# Aufgabenstellung:
Ersetze in den gesamten Daten unten jedes "section-heading" durch "section-title" und gib die Zeilen sonst unverändert wieder. Die Bilder lässt du in der Antwort weg.
========================
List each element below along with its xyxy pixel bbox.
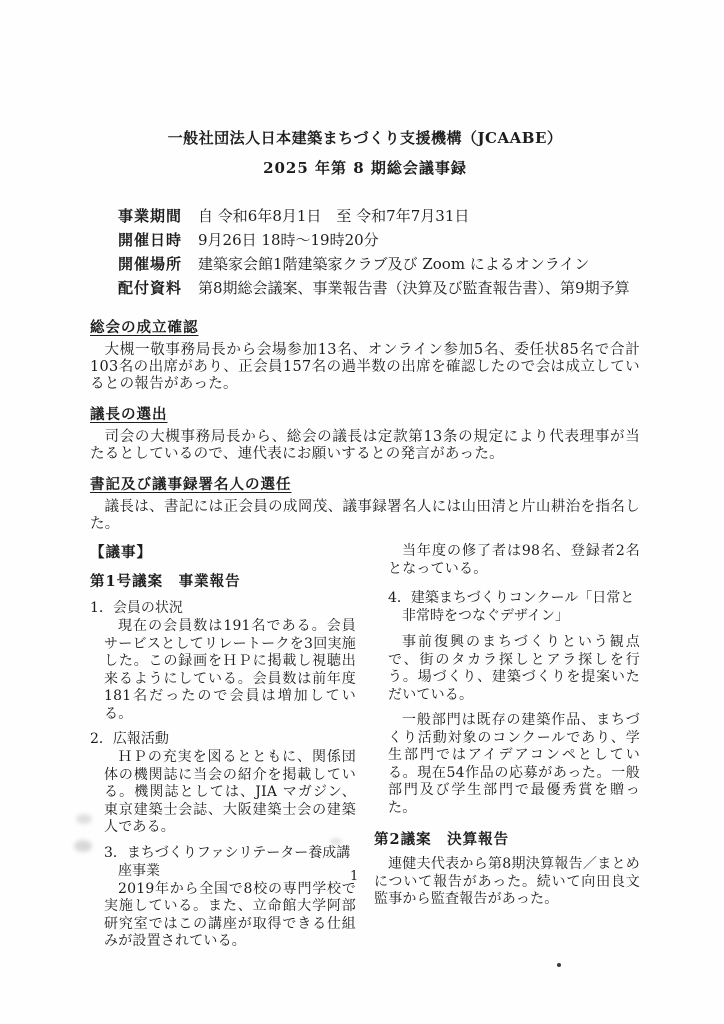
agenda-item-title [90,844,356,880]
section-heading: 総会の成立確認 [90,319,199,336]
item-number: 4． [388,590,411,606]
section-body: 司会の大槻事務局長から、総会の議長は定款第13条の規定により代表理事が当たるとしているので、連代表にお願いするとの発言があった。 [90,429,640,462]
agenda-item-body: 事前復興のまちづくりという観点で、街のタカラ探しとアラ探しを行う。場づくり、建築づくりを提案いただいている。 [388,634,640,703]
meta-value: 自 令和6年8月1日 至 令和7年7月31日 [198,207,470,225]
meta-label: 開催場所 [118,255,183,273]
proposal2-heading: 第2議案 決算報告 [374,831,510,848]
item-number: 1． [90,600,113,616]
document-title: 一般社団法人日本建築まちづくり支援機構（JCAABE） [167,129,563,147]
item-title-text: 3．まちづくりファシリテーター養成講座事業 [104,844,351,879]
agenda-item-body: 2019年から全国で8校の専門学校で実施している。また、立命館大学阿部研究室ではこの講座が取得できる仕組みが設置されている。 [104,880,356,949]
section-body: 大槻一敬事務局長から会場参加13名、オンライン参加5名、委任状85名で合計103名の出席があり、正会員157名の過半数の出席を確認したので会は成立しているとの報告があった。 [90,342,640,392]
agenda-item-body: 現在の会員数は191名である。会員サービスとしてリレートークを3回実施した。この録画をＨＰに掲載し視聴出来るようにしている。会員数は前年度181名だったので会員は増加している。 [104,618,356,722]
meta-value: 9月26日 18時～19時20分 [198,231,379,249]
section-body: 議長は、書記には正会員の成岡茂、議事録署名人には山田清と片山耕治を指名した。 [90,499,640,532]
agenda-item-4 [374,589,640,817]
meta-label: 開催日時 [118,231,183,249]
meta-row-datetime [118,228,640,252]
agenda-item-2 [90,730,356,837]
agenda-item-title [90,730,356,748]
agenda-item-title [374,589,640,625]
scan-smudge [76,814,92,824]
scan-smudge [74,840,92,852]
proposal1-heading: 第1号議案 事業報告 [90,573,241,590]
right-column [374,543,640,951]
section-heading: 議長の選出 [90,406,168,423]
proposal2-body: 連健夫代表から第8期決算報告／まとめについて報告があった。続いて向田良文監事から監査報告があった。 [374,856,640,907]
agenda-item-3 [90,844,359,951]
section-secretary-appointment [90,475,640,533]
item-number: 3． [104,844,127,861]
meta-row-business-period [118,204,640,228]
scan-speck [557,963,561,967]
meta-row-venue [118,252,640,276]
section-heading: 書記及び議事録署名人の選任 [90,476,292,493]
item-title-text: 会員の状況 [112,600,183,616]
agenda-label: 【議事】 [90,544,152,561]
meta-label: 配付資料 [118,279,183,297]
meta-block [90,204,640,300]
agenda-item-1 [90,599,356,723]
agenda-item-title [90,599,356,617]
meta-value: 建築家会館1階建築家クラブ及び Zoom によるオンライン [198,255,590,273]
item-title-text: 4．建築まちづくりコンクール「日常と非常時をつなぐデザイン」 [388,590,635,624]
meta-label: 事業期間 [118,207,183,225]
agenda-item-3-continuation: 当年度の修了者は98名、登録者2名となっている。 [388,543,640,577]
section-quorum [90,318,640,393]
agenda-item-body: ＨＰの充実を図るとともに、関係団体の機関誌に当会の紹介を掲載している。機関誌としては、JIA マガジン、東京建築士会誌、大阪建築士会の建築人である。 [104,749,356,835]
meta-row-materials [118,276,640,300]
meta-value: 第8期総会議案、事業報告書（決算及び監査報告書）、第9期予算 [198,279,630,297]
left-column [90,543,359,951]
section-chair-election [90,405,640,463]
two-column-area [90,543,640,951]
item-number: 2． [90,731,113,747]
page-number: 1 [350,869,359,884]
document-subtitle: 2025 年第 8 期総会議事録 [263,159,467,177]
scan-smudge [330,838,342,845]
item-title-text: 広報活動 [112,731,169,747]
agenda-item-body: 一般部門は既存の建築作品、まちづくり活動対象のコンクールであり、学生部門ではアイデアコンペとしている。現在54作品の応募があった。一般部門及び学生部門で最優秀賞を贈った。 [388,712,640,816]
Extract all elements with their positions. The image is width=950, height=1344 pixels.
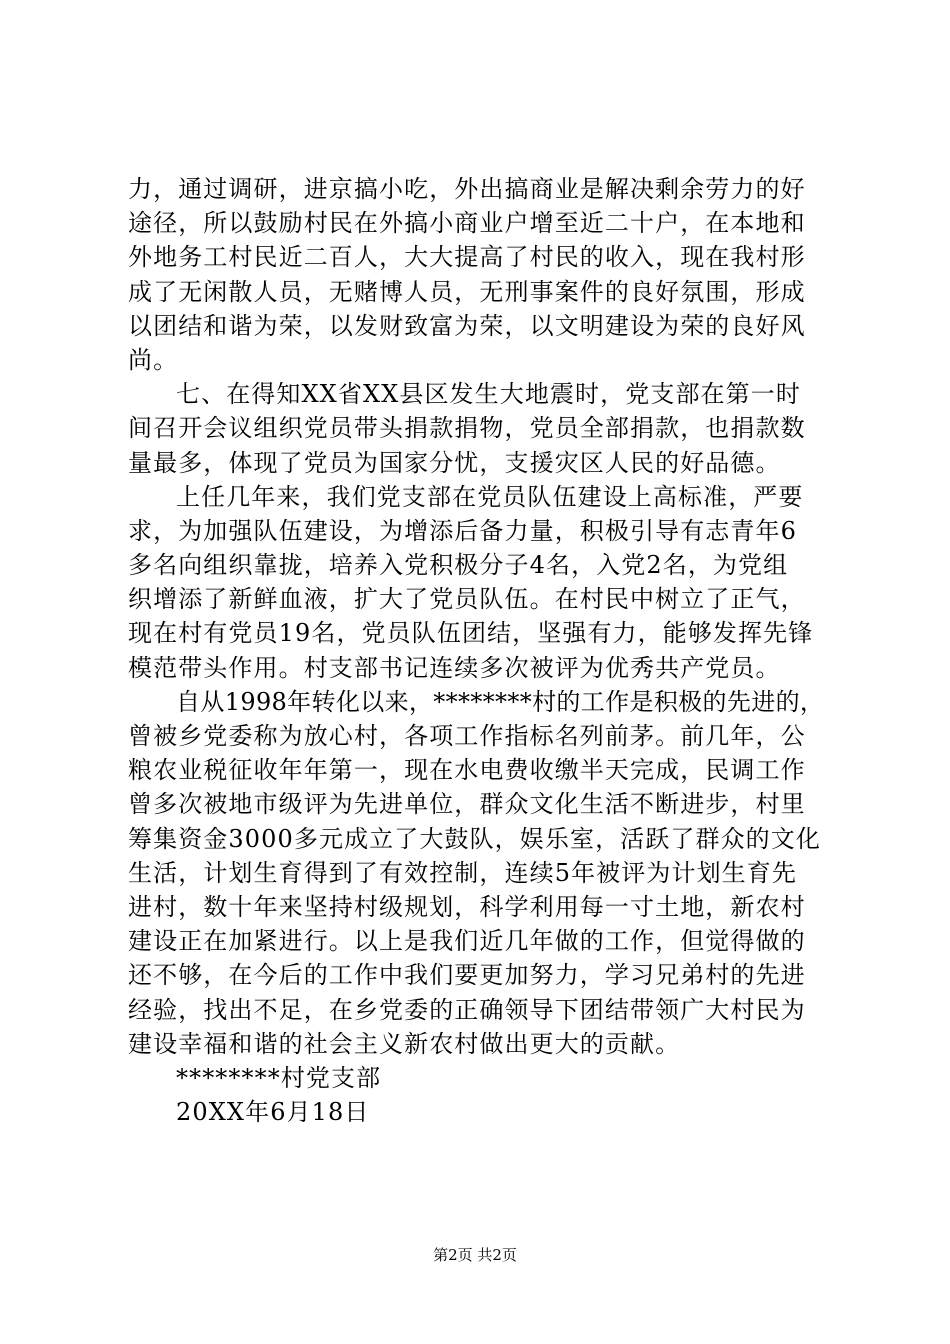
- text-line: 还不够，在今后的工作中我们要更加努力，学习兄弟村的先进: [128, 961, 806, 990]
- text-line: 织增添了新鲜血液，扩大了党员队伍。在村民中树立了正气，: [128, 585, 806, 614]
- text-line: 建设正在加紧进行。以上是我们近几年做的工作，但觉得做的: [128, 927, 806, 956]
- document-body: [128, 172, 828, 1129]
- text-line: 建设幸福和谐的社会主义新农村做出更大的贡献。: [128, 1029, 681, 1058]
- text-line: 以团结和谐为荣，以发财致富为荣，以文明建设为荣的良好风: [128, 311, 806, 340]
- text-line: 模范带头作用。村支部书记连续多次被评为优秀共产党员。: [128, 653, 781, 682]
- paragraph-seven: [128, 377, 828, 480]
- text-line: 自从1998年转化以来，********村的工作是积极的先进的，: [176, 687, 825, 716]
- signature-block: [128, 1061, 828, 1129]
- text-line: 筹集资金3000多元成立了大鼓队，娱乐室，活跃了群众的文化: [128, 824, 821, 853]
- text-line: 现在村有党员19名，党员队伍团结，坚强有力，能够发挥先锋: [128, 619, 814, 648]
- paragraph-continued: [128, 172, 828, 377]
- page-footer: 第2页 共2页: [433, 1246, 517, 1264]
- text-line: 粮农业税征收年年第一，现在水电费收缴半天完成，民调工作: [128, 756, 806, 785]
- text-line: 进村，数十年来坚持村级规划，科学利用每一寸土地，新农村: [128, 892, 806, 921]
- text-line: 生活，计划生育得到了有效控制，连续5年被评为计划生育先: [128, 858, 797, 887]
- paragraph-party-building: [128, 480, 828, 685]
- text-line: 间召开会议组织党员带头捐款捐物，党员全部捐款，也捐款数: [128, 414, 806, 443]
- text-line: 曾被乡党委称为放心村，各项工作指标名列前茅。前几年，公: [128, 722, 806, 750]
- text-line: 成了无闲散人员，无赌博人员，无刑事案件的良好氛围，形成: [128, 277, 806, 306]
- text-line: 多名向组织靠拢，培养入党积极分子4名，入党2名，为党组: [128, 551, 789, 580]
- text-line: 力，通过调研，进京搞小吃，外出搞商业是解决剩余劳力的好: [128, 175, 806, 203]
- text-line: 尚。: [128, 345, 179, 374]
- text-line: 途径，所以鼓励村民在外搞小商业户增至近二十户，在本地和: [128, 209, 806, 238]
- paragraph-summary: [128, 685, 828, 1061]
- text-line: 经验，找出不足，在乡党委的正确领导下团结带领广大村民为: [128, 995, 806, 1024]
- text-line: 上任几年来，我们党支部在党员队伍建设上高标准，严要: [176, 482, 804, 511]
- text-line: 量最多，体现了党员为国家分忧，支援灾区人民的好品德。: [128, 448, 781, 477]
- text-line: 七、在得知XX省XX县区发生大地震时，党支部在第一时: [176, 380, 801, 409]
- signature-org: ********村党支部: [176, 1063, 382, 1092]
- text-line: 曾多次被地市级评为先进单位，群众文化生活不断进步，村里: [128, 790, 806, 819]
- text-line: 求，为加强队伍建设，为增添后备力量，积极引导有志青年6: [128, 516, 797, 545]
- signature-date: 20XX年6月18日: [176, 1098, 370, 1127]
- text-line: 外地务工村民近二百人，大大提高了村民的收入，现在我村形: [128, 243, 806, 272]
========================
# Antwort:
List each element below along with its xyxy pixel bbox.
agenda-item-title [90,844,356,880]
section-title: 総会の成立確認 [90,319,199,336]
item-number: 4． [388,590,411,606]
section-body: 司会の大槻事務局長から、総会の議長は定款第13条の規定により代表理事が当たるとしているので、連代表にお願いするとの発言があった。 [90,429,640,462]
agenda-item-body: 事前復興のまちづくりという観点で、街のタカラ探しとアラ探しを行う。場づくり、建築づくりを提案いただいている。 [388,634,640,703]
meta-value: 自 令和6年8月1日 至 令和7年7月31日 [198,207,470,225]
meta-label: 開催場所 [118,255,183,273]
proposal2-heading: 第2議案 決算報告 [374,831,510,848]
item-number: 1． [90,600,113,616]
document-title: 一般社団法人日本建築まちづくり支援機構（JCAABE） [167,129,563,147]
item-title-text: 3．まちづくりファシリテーター養成講座事業 [104,844,351,879]
agenda-item-body: 2019年から全国で8校の専門学校で実施している。また、立命館大学阿部研究室ではこの講座が取得できる仕組みが設置されている。 [104,880,356,949]
section-body: 大槻一敬事務局長から会場参加13名、オンライン参加5名、委任状85名で合計103名の出席があり、正会員157名の過半数の出席を確認したので会は成立しているとの報告があった。 [90,342,640,392]
agenda-item-body: 現在の会員数は191名である。会員サービスとしてリレートークを3回実施した。この録画をＨＰに掲載し視聴出来るようにしている。会員数は前年度181名だったので会員は増加している。 [104,618,356,722]
meta-value: 9月26日 18時～19時20分 [198,231,379,249]
section-body: 議長は、書記には正会員の成岡茂、議事録署名人には山田清と片山耕治を指名した。 [90,499,640,532]
agenda-item-4 [374,589,640,817]
meta-label: 開催日時 [118,231,183,249]
meta-row-datetime [118,228,640,252]
agenda-item-2 [90,730,356,837]
agenda-item-title [90,730,356,748]
agenda-item-title [374,589,640,625]
scan-smudge [76,814,92,824]
scan-smudge [74,840,92,852]
proposal1-heading: 第1号議案 事業報告 [90,573,241,590]
right-column [374,543,640,951]
section-title: 議長の選出 [90,406,168,423]
proposal2-body: 連健夫代表から第8期決算報告／まとめについて報告があった。続いて向田良文監事から監査報告があった。 [374,856,640,907]
agenda-item-3 [90,844,359,951]
section-secretary-appointment [90,475,640,533]
item-number: 3． [104,844,127,861]
meta-row-business-period [118,204,640,228]
scan-speck [557,963,561,967]
meta-row-venue [118,252,640,276]
section-title: 書記及び議事録署名人の選任 [90,476,292,493]
item-title-text: 会員の状況 [112,600,183,616]
agenda-label: 【議事】 [90,544,152,561]
meta-label: 配付資料 [118,279,183,297]
meta-block [90,204,640,300]
agenda-item-1 [90,599,356,723]
agenda-item-title [90,599,356,617]
meta-value: 建築家会館1階建築家クラブ及び Zoom によるオンライン [198,255,590,273]
item-title-text: 4．建築まちづくりコンクール「日常と非常時をつなぐデザイン」 [388,590,635,624]
meta-label: 事業期間 [118,207,183,225]
agenda-item-3-continuation: 当年度の修了者は98名、登録者2名となっている。 [388,543,640,577]
section-quorum [90,318,640,393]
agenda-item-body: ＨＰの充実を図るとともに、関係団体の機関誌に当会の紹介を掲載している。機関誌としては、JIA マガジン、東京建築士会誌、大阪建築士会の建築人である。 [104,749,356,835]
meta-row-materials [118,276,640,300]
meta-value: 第8期総会議案、事業報告書（決算及び監査報告書）、第9期予算 [198,279,630,297]
left-column [90,543,359,951]
section-chair-election [90,405,640,463]
two-column-area [90,543,640,951]
item-number: 2． [90,731,113,747]
page-number: 1 [350,869,359,884]
document-subtitle: 2025 年第 8 期総会議事録 [263,159,467,177]
scan-smudge [330,838,342,845]
item-title-text: 広報活動 [112,731,169,747]
agenda-item-body: 一般部門は既存の建築作品、まちづくり活動対象のコンクールであり、学生部門ではアイデアコンペとしている。現在54作品の応募があった。一般部門及び学生部門で最優秀賞を贈った。 [388,712,640,816]
Extract all elements with their positions. The image is width=950, height=1344 pixels.
- text-line: 还不够，在今后的工作中我们要更加努力，学习兄弟村的先进: [128, 961, 806, 990]
- text-line: 织增添了新鲜血液，扩大了党员队伍。在村民中树立了正气，: [128, 585, 806, 614]
- text-line: 建设正在加紧进行。以上是我们近几年做的工作，但觉得做的: [128, 927, 806, 956]
- document-body: [128, 172, 828, 1129]
- text-line: 建设幸福和谐的社会主义新农村做出更大的贡献。: [128, 1029, 681, 1058]
- text-line: 以团结和谐为荣，以发财致富为荣，以文明建设为荣的良好风: [128, 311, 806, 340]
- text-line: 模范带头作用。村支部书记连续多次被评为优秀共产党员。: [128, 653, 781, 682]
- paragraph-seven: [128, 377, 828, 480]
- text-line: 自从1998年转化以来，********村的工作是积极的先进的，: [176, 687, 825, 716]
- signature-block: [128, 1061, 828, 1129]
- text-line: 筹集资金3000多元成立了大鼓队，娱乐室，活跃了群众的文化: [128, 824, 821, 853]
- text-line: 现在村有党员19名，党员队伍团结，坚强有力，能够发挥先锋: [128, 619, 814, 648]
- paragraph-continued: [128, 172, 828, 377]
- page-footer: 第2页 共2页: [433, 1246, 517, 1264]
- text-line: 粮农业税征收年年第一，现在水电费收缴半天完成，民调工作: [128, 756, 806, 785]
- text-line: 进村，数十年来坚持村级规划，科学利用每一寸土地，新农村: [128, 892, 806, 921]
- text-line: 生活，计划生育得到了有效控制，连续5年被评为计划生育先: [128, 858, 797, 887]
- paragraph-party-building: [128, 480, 828, 685]
- text-line: 间召开会议组织党员带头捐款捐物，党员全部捐款，也捐款数: [128, 414, 806, 443]
- text-line: 曾被乡党委称为放心村，各项工作指标名列前茅。前几年，公: [128, 722, 806, 750]
- text-line: 成了无闲散人员，无赌博人员，无刑事案件的良好氛围，形成: [128, 277, 806, 306]
- text-line: 多名向组织靠拢，培养入党积极分子4名，入党2名，为党组: [128, 551, 789, 580]
- text-line: 力，通过调研，进京搞小吃，外出搞商业是解决剩余劳力的好: [128, 175, 806, 203]
- text-line: 尚。: [128, 345, 179, 374]
- text-line: 途径，所以鼓励村民在外搞小商业户增至近二十户，在本地和: [128, 209, 806, 238]
- paragraph-summary: [128, 685, 828, 1061]
- text-line: 经验，找出不足，在乡党委的正确领导下团结带领广大村民为: [128, 995, 806, 1024]
- text-line: 上任几年来，我们党支部在党员队伍建设上高标准，严要: [176, 482, 804, 511]
- text-line: 量最多，体现了党员为国家分忧，支援灾区人民的好品德。: [128, 448, 781, 477]
- text-line: 七、在得知XX省XX县区发生大地震时，党支部在第一时: [176, 380, 801, 409]
- signature-org: ********村党支部: [176, 1063, 382, 1092]
- text-line: 曾多次被地市级评为先进单位，群众文化生活不断进步，村里: [128, 790, 806, 819]
- text-line: 求，为加强队伍建设，为增添后备力量，积极引导有志青年6: [128, 516, 797, 545]
- signature-date: 20XX年6月18日: [176, 1098, 370, 1127]
- text-line: 外地务工村民近二百人，大大提高了村民的收入，现在我村形: [128, 243, 806, 272]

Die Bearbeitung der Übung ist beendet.